• What the task requires
Omit any picture, and return the remaining data exactly as written.
------ Given data
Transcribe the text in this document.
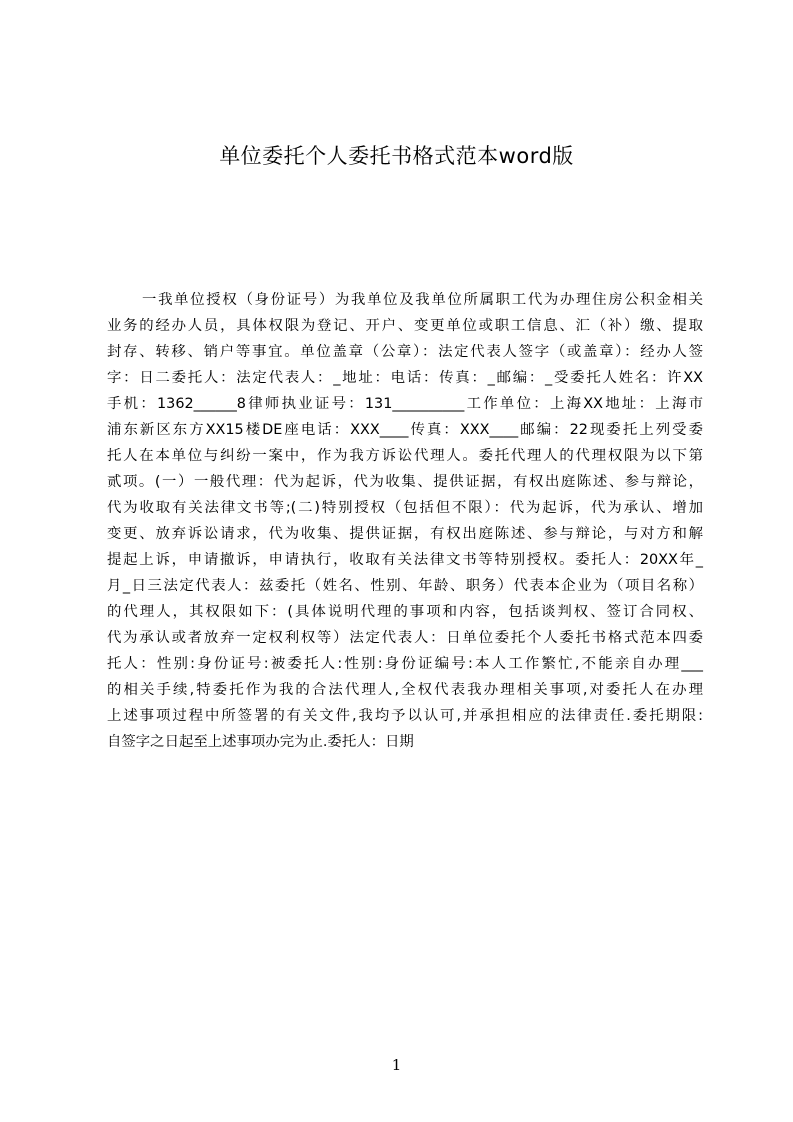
单位委托个人委托书格式范本word版
一我单位授权（身份证号）为我单位及我单位所属职工代为办理住房公积金相关
业务的经办人员，具体权限为登记、开户、变更单位或职工信息、汇（补）缴、提取
封存、转移、销户等事宜。单位盖章（公章）：法定代表人签字（或盖章）：经办人签
字：日二委托人：法定代表人：_地址：电话：传真：_邮编：_受委托人姓名：许XX
手机：1362______8律师执业证号：131__________工作单位：上海XX地址：上海市
浦东新区东方XX15楼DE座电话：XXX____传真：XXX____邮编：22现委托上列受委
托人在本单位与纠纷一案中，作为我方诉讼代理人。委托代理人的代理权限为以下第
贰项。(一）一般代理：代为起诉，代为收集、提供证据，有权出庭陈述、参与辩论，
代为收取有关法律文书等;(二)特别授权（包括但不限）：代为起诉，代为承认、增加
变更、放弃诉讼请求，代为收集、提供证据，有权出庭陈述、参与辩论，与对方和解
提起上诉，申请撤诉，申请执行，收取有关法律文书等特别授权。委托人：20XX年_
月_日三法定代表人：兹委托（姓名、性别、年龄、职务）代表本企业为（项目名称）
的代理人，其权限如下：(具体说明代理的事项和内容，包括谈判权、签订合同权、
代为承认或者放弃一定权利权等）法定代表人：日单位委托个人委托书格式范本四委
托人：性别:身份证号:被委托人:性别:身份证编号:本人工作繁忙,不能亲自办理___
的相关手续,特委托作为我的合法代理人,全权代表我办理相关事项,对委托人在办理
上述事项过程中所签署的有关文件,我均予以认可,并承担相应的法律责任.委托期限:
自签字之日起至上述事项办完为止.委托人：日期
1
------------
• Answer for the task
Transcribe the text in this document.
单位委托个人委托书格式范本word版
一我单位授权（身份证号）为我单位及我单位所属职工代为办理住房公积金相关
业务的经办人员，具体权限为登记、开户、变更单位或职工信息、汇（补）缴、提取
封存、转移、销户等事宜。单位盖章（公章）：法定代表人签字（或盖章）：经办人签
字：日二委托人：法定代表人：_地址：电话：传真：_邮编：_受委托人姓名：许XX
手机：1362______8律师执业证号：131__________工作单位：上海XX地址：上海市
浦东新区东方XX15楼DE座电话：XXX____传真：XXX____邮编：22现委托上列受委
托人在本单位与纠纷一案中，作为我方诉讼代理人。委托代理人的代理权限为以下第
贰项。(一）一般代理：代为起诉，代为收集、提供证据，有权出庭陈述、参与辩论，
代为收取有关法律文书等;(二)特别授权（包括但不限）：代为起诉，代为承认、增加
变更、放弃诉讼请求，代为收集、提供证据，有权出庭陈述、参与辩论，与对方和解
提起上诉，申请撤诉，申请执行，收取有关法律文书等特别授权。委托人：20XX年_
月_日三法定代表人：兹委托（姓名、性别、年龄、职务）代表本企业为（项目名称）
的代理人，其权限如下：(具体说明代理的事项和内容，包括谈判权、签订合同权、
代为承认或者放弃一定权利权等）法定代表人：日单位委托个人委托书格式范本四委
托人：性别:身份证号:被委托人:性别:身份证编号:本人工作繁忙,不能亲自办理___
的相关手续,特委托作为我的合法代理人,全权代表我办理相关事项,对委托人在办理
上述事项过程中所签署的有关文件,我均予以认可,并承担相应的法律责任.委托期限:
自签字之日起至上述事项办完为止.委托人：日期
1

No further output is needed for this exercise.